**Your task**. Retype the passage on privacy in relationships word for word, between "Privacy is defined" and "exposure and attention.", inclusive.

You read my emails?
I can’t report every move I make in the course of a day.
Why can’t I check out my high school girlfriend on Facebook?
When it comes to relationships, partners often underestimate the importance of privacy and the danger of secrecy.
Privacy in relationships reflects trust and enhances intimacy. Secrecy in relationships impairs trust and impedes intimacy.
What is Privacy?
Privacy is defined as the state or condition of being free from being observed or disturbed by other people. It is the state of being free from public exposure and attention.
Why We Need Privacy As Individuals
Psychologically, we understand that whereas secure attachment is key to early development, the growing capacity of the child to internalize this attachment and to separate–to have room to be, to play alone, to have private thoughts, to have space, to develop an authentic self–is crucial.
Why We Need Privacy In Relationships
As adults we continue to need different degrees of privacy to re-charge, regulate stress and nurture a sense of self–be it a solitary hobby or reading the paper alone.
We also need intimacy. We need to be and share with another, to be known by them in a way that no one else knows us.

**Dataset rows**.

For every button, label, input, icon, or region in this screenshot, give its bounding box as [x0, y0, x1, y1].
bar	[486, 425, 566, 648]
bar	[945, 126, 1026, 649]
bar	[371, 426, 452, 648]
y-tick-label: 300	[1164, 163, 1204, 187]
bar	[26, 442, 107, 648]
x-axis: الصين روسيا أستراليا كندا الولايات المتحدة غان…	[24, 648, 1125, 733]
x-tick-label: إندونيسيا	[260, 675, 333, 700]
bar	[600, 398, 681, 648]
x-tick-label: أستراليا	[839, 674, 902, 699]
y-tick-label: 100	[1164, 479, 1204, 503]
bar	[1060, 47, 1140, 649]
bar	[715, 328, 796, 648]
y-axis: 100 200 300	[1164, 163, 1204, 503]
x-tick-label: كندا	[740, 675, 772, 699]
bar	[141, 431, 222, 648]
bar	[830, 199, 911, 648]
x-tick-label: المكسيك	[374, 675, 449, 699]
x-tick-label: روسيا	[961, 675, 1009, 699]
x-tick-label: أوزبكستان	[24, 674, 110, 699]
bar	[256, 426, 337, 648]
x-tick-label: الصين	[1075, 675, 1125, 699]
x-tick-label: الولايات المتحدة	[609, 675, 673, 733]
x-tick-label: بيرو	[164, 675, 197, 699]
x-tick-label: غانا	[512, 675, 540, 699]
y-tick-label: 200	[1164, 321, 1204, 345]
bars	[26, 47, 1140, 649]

--

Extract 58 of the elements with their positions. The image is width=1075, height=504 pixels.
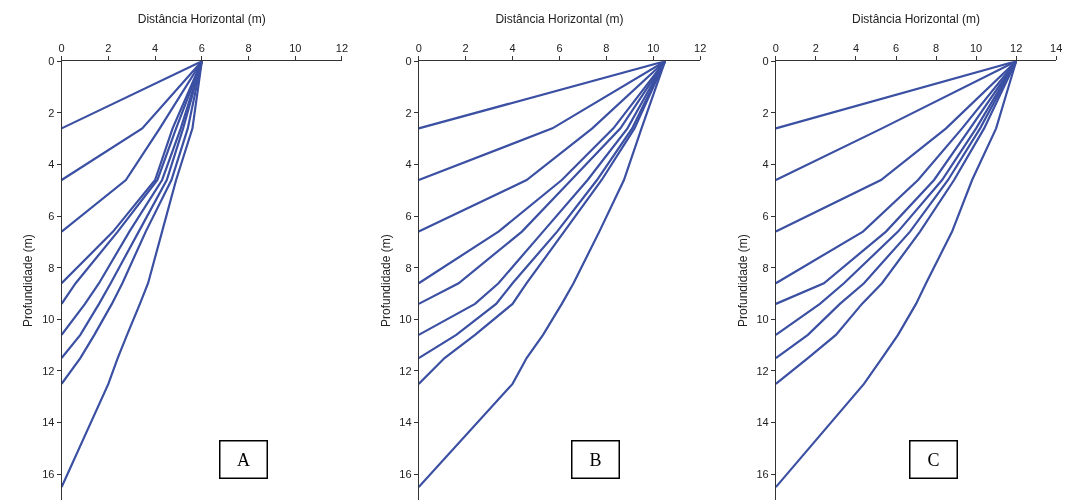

**Finished answer**.
Privacy is defined as the state or condition of being free from being observed or disturbed by other people. It is the state of being free from public exposure and attention.